What is being asked
Leave out the pictures and copy every record exactly.

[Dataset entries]
──────────────────────────────

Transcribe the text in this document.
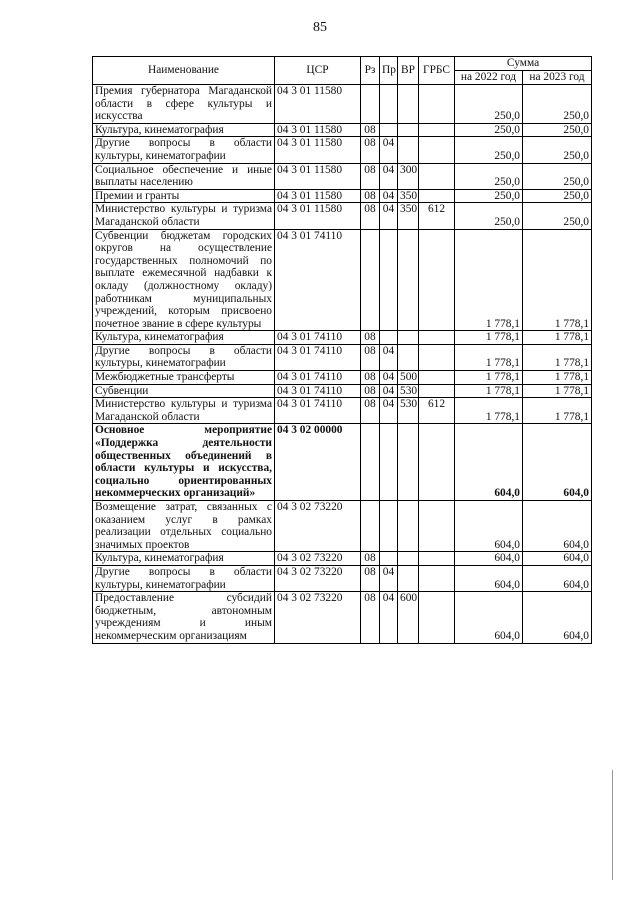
85
Наименование	ЦСР	Рз	Пр	ВР	ГРБС	Сумма	
						на 2022 год	на 2023 год
Премия губернатора Магаданской области в сфере культуры и искусства	04 3 01 11580					250,0	250,0
Культура, кинематография	04 3 01 11580	08				250,0	250,0
Другие вопросы в области культуры, кинематографии	04 3 01 11580	08	04			250,0	250,0
Социальное обеспечение и иные выплаты населению	04 3 01 11580	08	04	300		250,0	250,0
Премии и гранты	04 3 01 11580	08	04	350		250,0	250,0
Министерство культуры и туризма Магаданской области	04 3 01 11580	08	04	350	612	250,0	250,0
Субвенции бюджетам городских округов на осуществление государственных полномочий по выплате ежемесячной надбавки к окладу (должностному окладу) работникам муниципальных учреждений, которым присвоено почетное звание в сфере культуры	04 3 01 74110					1 778,1	1 778,1
Культура, кинематография	04 3 01 74110	08				1 778,1	1 778,1
Другие вопросы в области культуры, кинематографии	04 3 01 74110	08	04			1 778,1	1 778,1
Межбюджетные трансферты	04 3 01 74110	08	04	500		1 778,1	1 778,1
Субвенции	04 3 01 74110	08	04	530		1 778,1	1 778,1
Министерство культуры и туризма Магаданской области	04 3 01 74110	08	04	530	612	1 778,1	1 778,1
Основное мероприятие «Поддержка деятельности общественных объединений в области культуры и искусства, социально ориентированных некоммерческих организаций»	04 3 02 00000					604,0	604,0
Возмещение затрат, связанных с оказанием услуг в рамках реализации отдельных социально значимых проектов	04 3 02 73220					604,0	604,0
Культура, кинематография	04 3 02 73220	08				604,0	604,0
Другие вопросы в области культуры, кинематографии	04 3 02 73220	08	04			604,0	604,0
Предоставление субсидий бюджетным, автономным учреждениям и иным некоммерческим организациям	04 3 02 73220	08	04	600		604,0	604,0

──────────────────────────────

Exercise output
Transcribe the text in this document.
85
Наименование	ЦСР	Рз	Пр	ВР	ГРБС	Сумма	
						на 2022 год	на 2023 год
Премия губернатора Магаданской области в сфере культуры и искусства	04 3 01 11580					250,0	250,0
Культура, кинематография	04 3 01 11580	08				250,0	250,0
Другие вопросы в области культуры, кинематографии	04 3 01 11580	08	04			250,0	250,0
Социальное обеспечение и иные выплаты населению	04 3 01 11580	08	04	300		250,0	250,0
Премии и гранты	04 3 01 11580	08	04	350		250,0	250,0
Министерство культуры и туризма Магаданской области	04 3 01 11580	08	04	350	612	250,0	250,0
Субвенции бюджетам городских округов на осуществление государственных полномочий по выплате ежемесячной надбавки к окладу (должностному окладу) работникам муниципальных учреждений, которым присвоено почетное звание в сфере культуры	04 3 01 74110					1 778,1	1 778,1
Культура, кинематография	04 3 01 74110	08				1 778,1	1 778,1
Другие вопросы в области культуры, кинематографии	04 3 01 74110	08	04			1 778,1	1 778,1
Межбюджетные трансферты	04 3 01 74110	08	04	500		1 778,1	1 778,1
Субвенции	04 3 01 74110	08	04	530		1 778,1	1 778,1
Министерство культуры и туризма Магаданской области	04 3 01 74110	08	04	530	612	1 778,1	1 778,1
Основное мероприятие «Поддержка деятельности общественных объединений в области культуры и искусства, социально ориентированных некоммерческих организаций»	04 3 02 00000					604,0	604,0
Возмещение затрат, связанных с оказанием услуг в рамках реализации отдельных социально значимых проектов	04 3 02 73220					604,0	604,0
Культура, кинематография	04 3 02 73220	08				604,0	604,0
Другие вопросы в области культуры, кинематографии	04 3 02 73220	08	04			604,0	604,0
Предоставление субсидий бюджетным, автономным учреждениям и иным некоммерческим организациям	04 3 02 73220	08	04	600		604,0	604,0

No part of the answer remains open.